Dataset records
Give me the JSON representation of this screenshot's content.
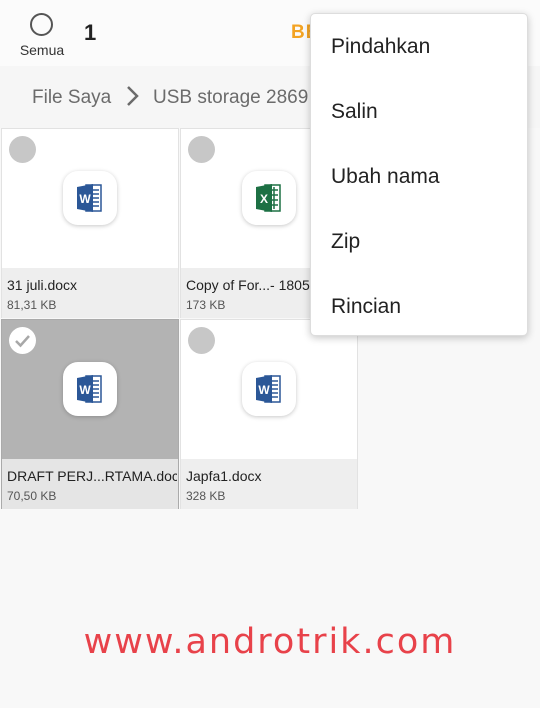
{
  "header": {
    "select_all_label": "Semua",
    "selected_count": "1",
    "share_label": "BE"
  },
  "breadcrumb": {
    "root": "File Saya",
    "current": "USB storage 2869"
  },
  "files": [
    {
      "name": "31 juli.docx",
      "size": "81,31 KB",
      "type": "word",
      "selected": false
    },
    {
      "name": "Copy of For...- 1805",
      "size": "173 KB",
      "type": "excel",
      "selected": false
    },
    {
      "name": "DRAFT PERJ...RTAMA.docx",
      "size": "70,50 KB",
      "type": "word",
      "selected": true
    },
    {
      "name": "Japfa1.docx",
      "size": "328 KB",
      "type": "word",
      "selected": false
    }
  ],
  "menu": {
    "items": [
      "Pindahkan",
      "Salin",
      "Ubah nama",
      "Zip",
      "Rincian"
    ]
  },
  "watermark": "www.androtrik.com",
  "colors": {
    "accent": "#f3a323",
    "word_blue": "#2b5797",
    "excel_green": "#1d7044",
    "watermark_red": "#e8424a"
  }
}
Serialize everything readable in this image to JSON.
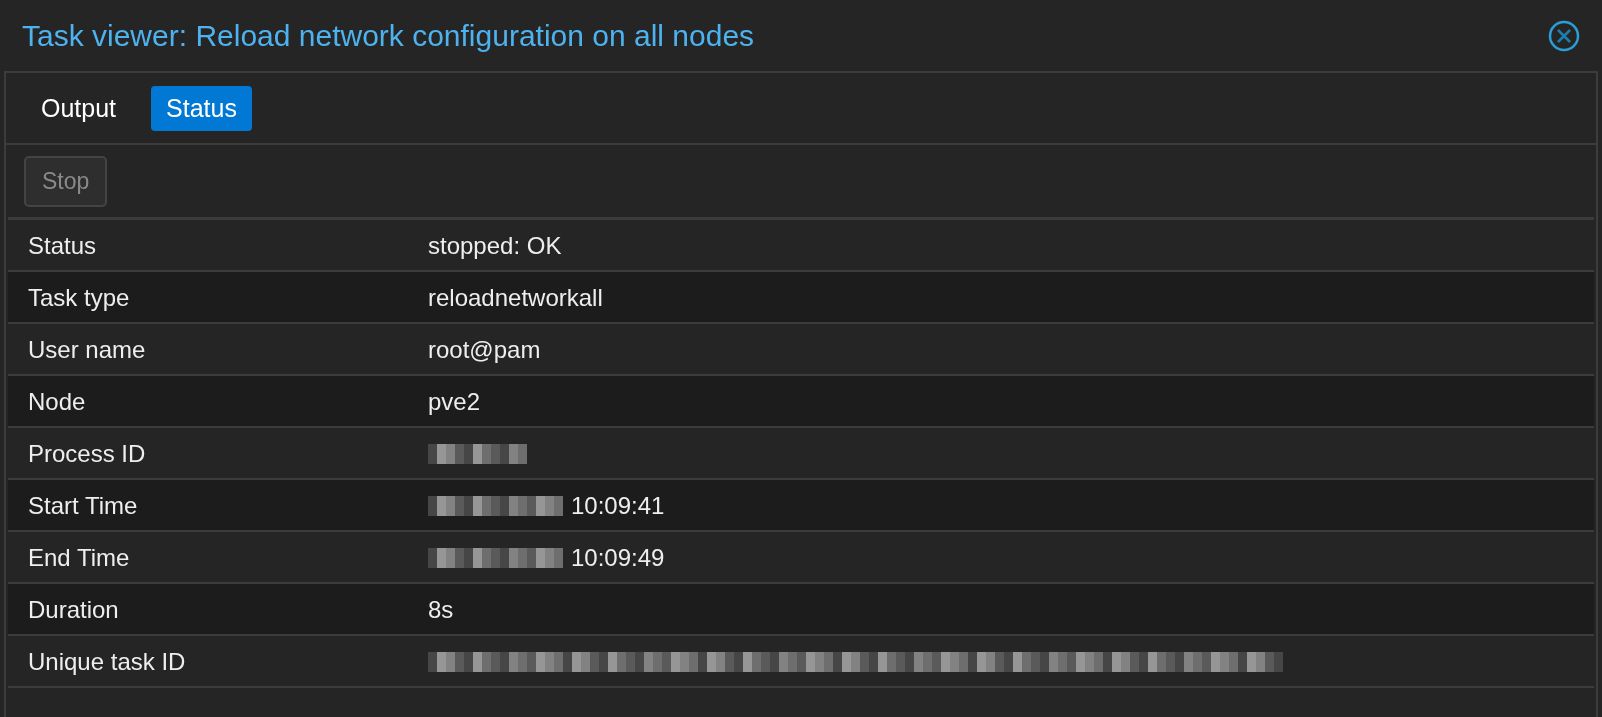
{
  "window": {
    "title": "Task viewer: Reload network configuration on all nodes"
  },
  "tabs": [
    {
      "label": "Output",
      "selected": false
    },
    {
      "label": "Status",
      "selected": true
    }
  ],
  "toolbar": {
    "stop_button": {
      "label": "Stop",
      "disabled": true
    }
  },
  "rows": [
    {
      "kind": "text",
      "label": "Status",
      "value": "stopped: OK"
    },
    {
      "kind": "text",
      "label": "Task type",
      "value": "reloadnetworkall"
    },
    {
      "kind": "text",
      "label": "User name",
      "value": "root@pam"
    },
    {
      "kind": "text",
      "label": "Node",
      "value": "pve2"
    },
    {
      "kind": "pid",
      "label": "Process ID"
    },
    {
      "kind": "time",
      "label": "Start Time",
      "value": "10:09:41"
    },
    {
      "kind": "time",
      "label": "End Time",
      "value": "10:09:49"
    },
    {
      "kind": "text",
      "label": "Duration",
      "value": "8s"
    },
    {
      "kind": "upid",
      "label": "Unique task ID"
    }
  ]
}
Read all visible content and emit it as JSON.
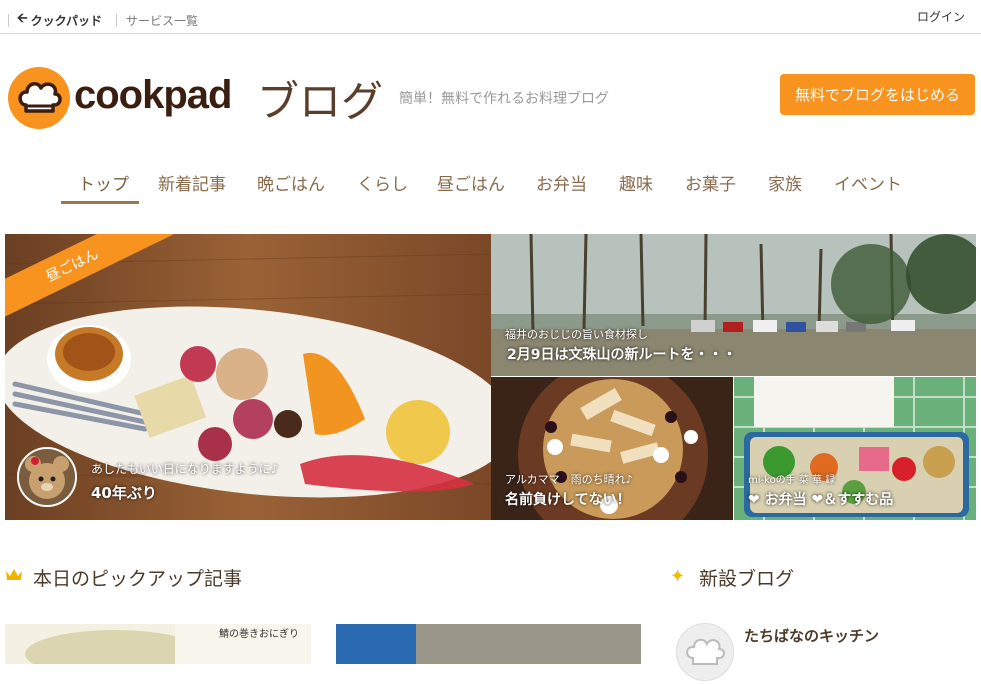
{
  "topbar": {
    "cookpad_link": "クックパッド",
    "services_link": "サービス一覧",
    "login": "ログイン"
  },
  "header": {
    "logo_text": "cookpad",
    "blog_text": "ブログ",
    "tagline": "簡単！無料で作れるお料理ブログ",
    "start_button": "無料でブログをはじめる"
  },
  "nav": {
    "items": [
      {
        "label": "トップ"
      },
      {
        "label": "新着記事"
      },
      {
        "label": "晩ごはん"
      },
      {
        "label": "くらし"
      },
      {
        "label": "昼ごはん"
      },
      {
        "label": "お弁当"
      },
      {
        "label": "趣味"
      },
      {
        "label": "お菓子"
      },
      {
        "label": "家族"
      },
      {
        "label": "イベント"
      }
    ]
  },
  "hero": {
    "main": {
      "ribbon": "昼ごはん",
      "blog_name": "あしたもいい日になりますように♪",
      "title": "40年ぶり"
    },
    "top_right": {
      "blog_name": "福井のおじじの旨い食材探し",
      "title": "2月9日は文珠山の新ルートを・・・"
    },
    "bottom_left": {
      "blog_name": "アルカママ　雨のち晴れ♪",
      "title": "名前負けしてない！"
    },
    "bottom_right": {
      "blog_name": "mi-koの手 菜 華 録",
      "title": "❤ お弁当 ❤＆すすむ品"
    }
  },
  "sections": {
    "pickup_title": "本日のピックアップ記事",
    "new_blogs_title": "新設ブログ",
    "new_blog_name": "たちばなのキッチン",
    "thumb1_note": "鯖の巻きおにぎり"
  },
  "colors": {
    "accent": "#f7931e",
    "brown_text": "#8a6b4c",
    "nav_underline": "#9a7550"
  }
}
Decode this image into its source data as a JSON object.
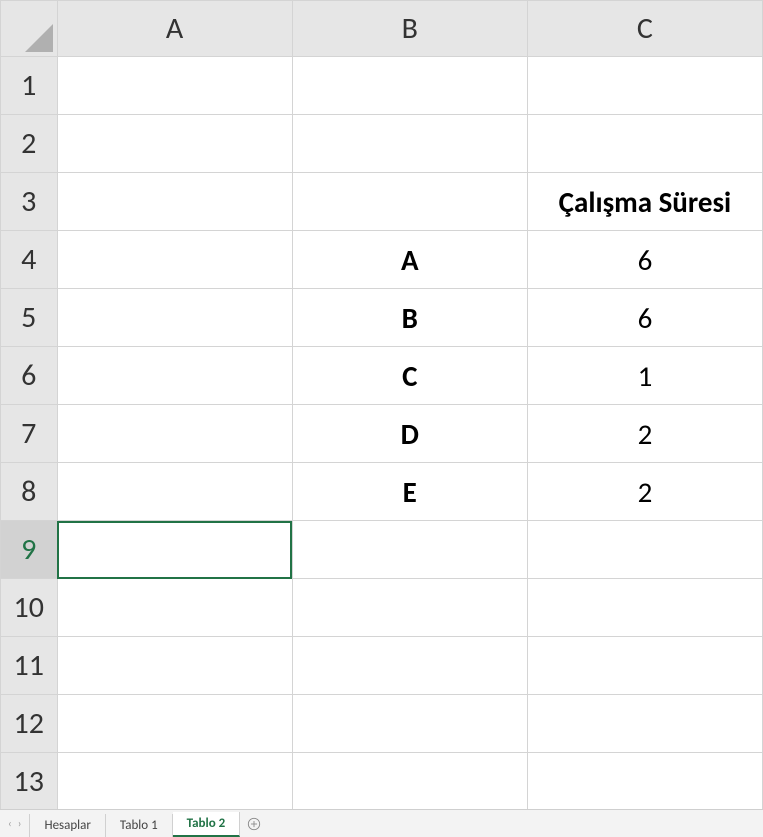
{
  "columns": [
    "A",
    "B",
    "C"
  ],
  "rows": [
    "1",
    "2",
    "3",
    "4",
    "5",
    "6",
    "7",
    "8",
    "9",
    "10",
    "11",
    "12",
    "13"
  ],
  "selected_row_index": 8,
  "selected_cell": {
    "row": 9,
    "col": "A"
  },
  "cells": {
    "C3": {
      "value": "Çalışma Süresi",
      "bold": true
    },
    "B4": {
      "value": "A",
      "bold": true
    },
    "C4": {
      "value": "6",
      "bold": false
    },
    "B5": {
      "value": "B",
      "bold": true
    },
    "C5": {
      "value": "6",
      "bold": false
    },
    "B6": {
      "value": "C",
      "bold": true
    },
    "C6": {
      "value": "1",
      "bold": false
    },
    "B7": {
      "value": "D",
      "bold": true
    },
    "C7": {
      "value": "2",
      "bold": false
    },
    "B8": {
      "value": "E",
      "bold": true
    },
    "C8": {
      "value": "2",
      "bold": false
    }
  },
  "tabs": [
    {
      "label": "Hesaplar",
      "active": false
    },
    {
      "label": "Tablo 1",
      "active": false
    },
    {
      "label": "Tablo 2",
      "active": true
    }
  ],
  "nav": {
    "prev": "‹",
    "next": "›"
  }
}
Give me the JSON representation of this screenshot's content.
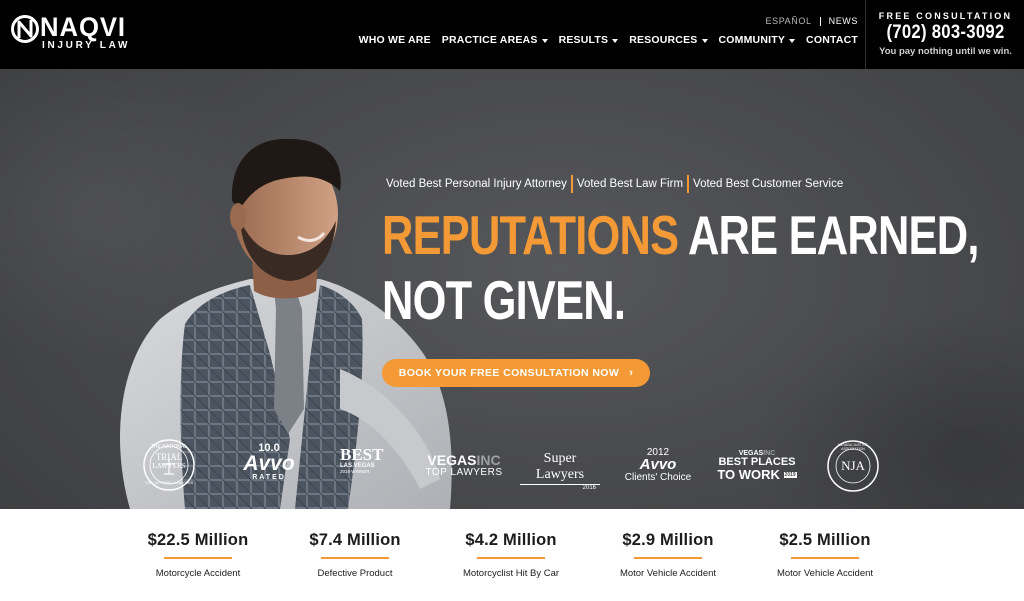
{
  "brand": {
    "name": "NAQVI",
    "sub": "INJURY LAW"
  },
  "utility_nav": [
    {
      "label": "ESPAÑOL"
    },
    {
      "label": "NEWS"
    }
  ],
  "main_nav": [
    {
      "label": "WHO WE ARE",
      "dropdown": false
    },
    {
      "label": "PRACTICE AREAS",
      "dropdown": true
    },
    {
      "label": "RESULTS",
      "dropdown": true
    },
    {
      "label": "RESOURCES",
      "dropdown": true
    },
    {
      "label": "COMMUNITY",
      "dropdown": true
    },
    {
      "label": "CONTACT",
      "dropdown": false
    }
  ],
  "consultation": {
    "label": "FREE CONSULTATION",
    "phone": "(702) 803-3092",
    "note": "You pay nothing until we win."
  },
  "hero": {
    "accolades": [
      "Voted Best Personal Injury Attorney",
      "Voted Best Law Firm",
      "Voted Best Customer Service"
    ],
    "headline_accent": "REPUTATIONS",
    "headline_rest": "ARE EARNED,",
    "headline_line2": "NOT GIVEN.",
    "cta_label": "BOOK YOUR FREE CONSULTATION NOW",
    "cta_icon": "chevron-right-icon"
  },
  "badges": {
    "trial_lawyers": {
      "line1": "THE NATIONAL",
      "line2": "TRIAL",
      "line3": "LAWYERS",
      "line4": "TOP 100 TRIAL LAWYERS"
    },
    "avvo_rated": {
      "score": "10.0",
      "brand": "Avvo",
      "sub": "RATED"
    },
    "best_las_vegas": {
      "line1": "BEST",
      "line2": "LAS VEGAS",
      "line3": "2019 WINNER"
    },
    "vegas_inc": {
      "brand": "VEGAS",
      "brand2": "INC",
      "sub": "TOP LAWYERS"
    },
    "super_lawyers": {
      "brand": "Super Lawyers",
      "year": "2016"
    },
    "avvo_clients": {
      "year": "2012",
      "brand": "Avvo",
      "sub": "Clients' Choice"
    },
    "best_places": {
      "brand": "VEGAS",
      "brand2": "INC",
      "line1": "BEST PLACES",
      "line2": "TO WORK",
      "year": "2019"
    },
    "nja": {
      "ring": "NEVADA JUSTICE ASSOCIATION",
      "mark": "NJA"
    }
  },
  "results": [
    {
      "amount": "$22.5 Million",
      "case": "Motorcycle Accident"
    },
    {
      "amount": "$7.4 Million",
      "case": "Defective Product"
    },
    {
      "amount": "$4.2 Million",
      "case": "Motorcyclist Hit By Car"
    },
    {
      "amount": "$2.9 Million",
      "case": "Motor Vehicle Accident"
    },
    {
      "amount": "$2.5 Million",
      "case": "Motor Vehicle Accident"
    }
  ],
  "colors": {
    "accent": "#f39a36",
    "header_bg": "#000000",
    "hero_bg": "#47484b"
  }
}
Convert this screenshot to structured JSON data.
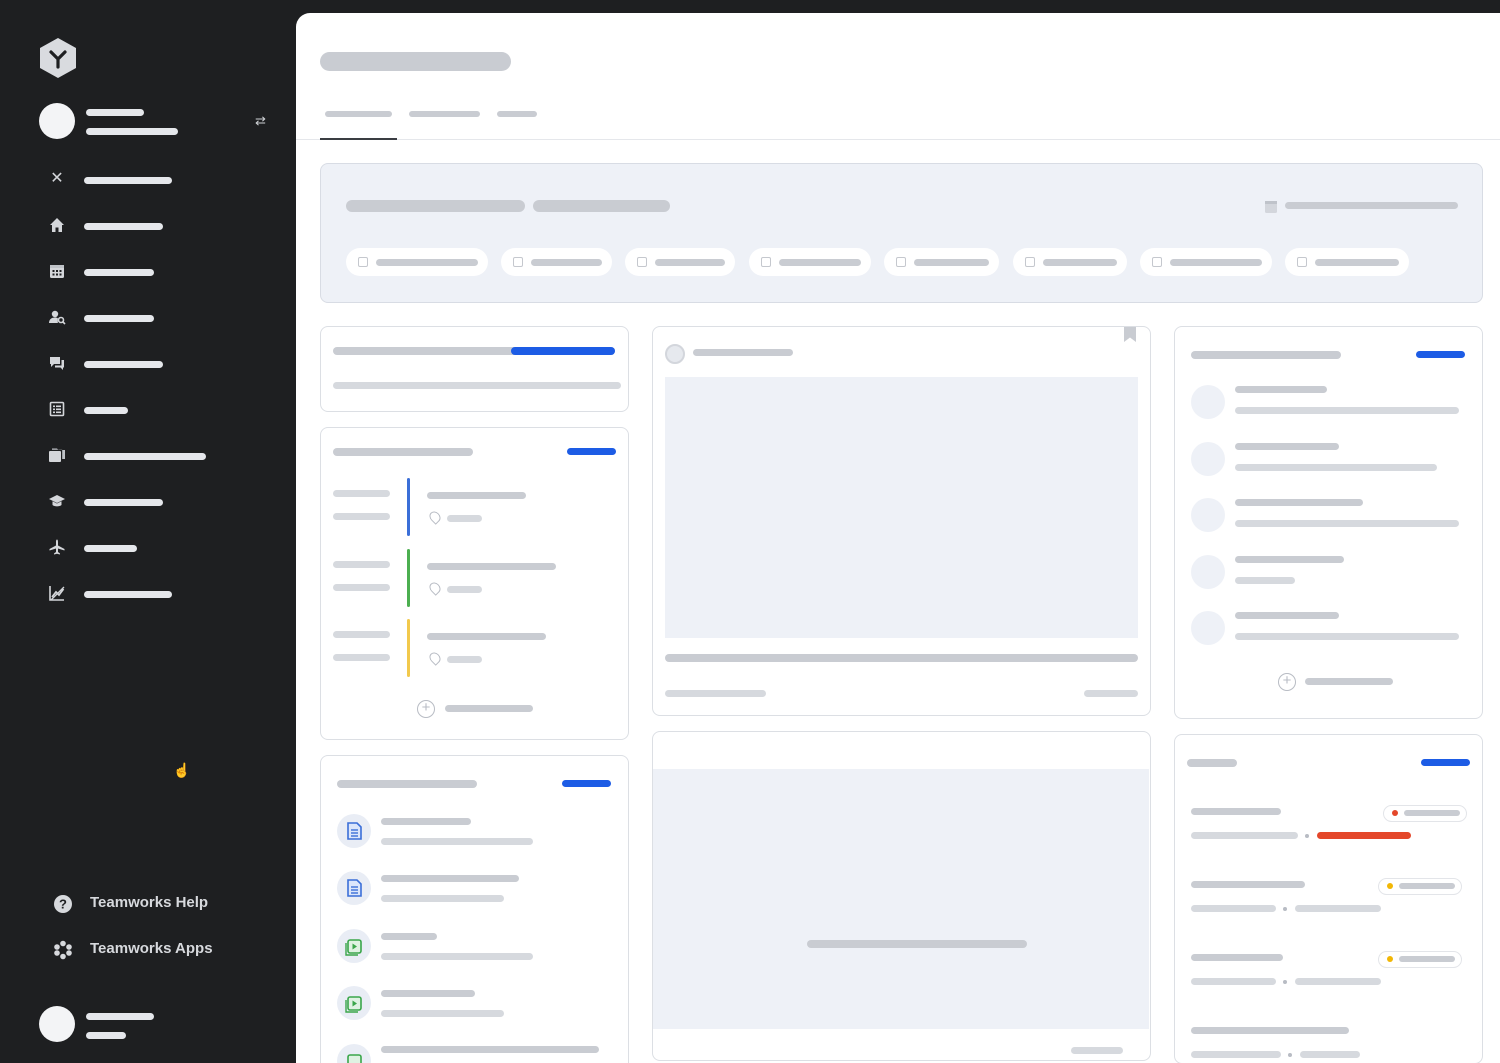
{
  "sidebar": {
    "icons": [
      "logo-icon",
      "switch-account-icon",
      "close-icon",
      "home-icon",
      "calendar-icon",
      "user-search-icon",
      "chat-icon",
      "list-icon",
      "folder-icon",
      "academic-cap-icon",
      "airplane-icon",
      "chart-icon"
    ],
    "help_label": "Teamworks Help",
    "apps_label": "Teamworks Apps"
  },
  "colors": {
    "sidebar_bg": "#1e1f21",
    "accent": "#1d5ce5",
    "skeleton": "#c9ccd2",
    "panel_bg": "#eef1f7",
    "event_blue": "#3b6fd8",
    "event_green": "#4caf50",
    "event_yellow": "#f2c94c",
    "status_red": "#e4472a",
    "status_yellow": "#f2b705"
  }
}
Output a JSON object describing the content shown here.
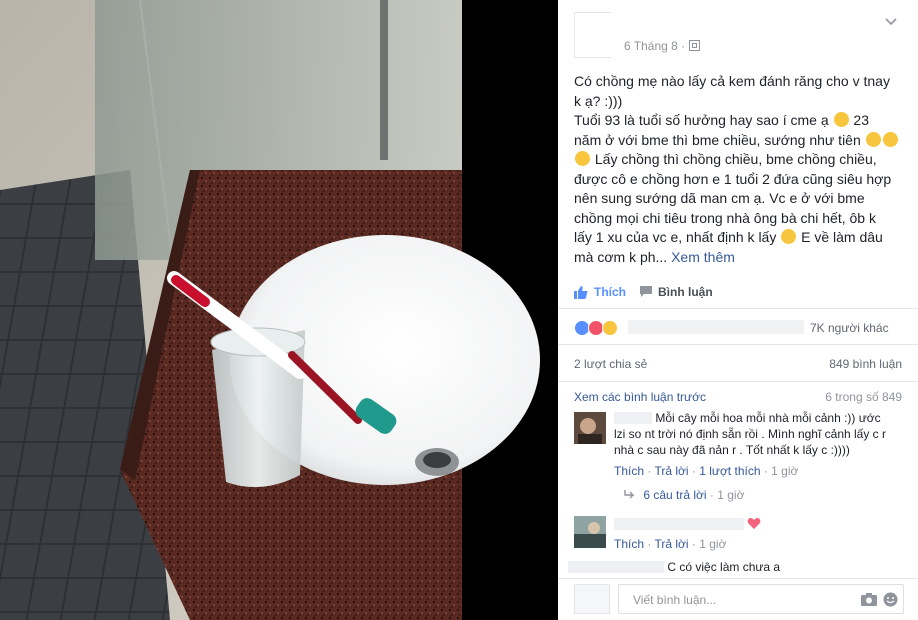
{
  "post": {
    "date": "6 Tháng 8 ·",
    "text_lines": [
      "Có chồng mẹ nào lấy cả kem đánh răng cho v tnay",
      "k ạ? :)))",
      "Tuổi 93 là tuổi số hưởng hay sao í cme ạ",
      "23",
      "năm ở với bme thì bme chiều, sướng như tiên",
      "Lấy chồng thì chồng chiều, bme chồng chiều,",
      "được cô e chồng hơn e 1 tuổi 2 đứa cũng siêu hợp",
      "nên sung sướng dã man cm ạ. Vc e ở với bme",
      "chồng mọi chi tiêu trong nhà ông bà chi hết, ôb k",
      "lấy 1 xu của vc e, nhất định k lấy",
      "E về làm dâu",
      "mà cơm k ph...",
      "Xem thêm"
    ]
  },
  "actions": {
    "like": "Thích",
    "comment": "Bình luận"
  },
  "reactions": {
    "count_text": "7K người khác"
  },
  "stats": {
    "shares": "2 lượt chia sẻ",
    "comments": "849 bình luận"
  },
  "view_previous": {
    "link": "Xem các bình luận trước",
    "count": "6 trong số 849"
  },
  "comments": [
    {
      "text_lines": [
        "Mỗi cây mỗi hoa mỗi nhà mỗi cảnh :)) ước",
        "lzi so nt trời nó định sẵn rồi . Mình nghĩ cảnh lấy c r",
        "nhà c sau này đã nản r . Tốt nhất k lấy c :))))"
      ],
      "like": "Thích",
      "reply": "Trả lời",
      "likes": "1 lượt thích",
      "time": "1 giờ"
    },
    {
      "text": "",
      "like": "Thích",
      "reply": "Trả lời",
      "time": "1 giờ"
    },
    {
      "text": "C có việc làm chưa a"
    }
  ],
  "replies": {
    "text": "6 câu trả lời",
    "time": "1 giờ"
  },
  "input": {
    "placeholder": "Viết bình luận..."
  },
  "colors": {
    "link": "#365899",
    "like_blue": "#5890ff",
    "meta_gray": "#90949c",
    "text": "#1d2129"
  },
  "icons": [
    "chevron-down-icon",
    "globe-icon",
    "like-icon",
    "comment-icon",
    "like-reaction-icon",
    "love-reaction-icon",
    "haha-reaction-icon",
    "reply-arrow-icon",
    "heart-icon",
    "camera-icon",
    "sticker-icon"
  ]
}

* [Problem details]
Look through the entries above for the word "docx". Copy every line where it shows up.

* [Full output]
      "name": "31 juli.docx",
      "name": "DRAFT PERJ...RTAMA.docx",
      "name": "Japfa1.docx",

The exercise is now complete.